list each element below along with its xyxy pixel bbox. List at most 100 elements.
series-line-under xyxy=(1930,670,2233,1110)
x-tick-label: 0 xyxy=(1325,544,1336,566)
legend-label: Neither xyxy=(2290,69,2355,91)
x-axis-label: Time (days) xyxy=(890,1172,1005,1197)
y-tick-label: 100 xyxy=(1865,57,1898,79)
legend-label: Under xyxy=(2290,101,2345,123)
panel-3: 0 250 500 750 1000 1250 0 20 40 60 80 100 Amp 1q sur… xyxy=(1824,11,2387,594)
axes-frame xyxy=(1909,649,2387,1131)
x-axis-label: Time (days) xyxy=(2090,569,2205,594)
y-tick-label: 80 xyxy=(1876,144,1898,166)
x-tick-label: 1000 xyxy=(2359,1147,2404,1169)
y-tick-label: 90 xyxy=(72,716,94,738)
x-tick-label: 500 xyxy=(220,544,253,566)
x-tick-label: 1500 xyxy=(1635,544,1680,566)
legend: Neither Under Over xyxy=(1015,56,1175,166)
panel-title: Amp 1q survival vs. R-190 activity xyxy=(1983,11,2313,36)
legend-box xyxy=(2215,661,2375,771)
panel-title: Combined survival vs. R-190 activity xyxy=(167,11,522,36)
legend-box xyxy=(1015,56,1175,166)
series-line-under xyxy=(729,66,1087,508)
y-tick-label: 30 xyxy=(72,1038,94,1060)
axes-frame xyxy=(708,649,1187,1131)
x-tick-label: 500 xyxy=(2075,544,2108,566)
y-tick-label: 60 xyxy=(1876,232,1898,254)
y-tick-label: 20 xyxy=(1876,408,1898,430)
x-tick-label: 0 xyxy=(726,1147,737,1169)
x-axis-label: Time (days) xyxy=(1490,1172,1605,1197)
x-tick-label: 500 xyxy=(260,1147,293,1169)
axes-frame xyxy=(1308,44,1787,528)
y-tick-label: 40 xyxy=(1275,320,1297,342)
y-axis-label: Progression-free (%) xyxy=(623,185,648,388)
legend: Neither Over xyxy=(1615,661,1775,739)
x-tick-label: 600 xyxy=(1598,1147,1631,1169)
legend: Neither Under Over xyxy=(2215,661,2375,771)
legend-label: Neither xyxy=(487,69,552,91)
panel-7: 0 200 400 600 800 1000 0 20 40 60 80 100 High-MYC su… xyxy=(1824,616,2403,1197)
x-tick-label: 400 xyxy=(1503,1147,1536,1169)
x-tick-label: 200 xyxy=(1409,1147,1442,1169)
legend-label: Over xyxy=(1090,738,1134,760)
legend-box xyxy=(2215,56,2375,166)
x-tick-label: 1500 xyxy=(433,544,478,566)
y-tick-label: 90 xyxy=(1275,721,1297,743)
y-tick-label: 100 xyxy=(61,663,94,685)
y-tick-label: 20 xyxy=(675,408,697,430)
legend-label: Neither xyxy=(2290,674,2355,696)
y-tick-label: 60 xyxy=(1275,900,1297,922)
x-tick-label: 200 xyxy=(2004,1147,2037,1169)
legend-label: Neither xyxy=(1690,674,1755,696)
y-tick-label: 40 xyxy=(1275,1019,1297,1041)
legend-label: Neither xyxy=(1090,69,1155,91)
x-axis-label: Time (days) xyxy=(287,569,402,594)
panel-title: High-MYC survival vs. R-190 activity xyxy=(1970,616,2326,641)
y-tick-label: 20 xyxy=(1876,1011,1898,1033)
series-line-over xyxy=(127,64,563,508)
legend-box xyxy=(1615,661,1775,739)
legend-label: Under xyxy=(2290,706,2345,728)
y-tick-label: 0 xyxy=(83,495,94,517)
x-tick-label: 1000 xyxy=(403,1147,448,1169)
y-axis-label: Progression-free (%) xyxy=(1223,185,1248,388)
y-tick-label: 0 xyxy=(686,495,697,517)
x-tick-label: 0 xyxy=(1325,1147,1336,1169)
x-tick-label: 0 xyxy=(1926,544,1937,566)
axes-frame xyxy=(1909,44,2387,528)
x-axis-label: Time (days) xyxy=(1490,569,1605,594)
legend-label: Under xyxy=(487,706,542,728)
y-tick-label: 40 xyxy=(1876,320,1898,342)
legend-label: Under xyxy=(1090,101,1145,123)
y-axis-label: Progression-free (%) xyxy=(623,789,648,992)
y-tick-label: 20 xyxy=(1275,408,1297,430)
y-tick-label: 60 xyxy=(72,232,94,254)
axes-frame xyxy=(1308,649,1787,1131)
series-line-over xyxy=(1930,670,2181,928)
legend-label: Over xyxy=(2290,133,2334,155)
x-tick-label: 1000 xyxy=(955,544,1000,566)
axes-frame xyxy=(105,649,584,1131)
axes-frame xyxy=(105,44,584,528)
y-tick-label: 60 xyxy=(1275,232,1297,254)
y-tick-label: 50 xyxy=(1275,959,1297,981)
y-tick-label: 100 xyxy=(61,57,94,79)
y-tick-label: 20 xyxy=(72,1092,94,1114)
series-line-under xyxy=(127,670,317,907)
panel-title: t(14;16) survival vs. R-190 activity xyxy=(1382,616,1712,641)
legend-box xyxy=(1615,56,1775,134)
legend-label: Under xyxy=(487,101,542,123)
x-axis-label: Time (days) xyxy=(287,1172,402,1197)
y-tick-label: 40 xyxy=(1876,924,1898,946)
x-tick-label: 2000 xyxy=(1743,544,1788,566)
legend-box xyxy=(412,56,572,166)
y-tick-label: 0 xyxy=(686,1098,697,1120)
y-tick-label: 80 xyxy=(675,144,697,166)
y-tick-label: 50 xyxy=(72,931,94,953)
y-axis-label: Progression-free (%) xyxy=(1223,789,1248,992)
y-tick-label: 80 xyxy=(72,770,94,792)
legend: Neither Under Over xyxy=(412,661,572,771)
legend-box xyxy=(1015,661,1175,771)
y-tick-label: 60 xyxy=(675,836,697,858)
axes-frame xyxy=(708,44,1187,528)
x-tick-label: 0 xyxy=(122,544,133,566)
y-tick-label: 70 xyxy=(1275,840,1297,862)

******

● **What is needed**
Copy out the entries above word for word, from the first line through the line with "panel-3: 0 250".

● **Final result**
list each element below along with its xyxy pixel bbox. List at most 100 elements.
series-line-under xyxy=(1930,670,2233,1110)
x-tick-label: 0 xyxy=(1325,544,1336,566)
legend-label: Neither xyxy=(2290,69,2355,91)
x-axis-label: Time (days) xyxy=(890,1172,1005,1197)
y-tick-label: 100 xyxy=(1865,57,1898,79)
legend-label: Under xyxy=(2290,101,2345,123)
panel-3: 0 250 500 750 1000 1250 0 20 40 60 80 100 Amp 1q sur… xyxy=(1824,11,2387,594)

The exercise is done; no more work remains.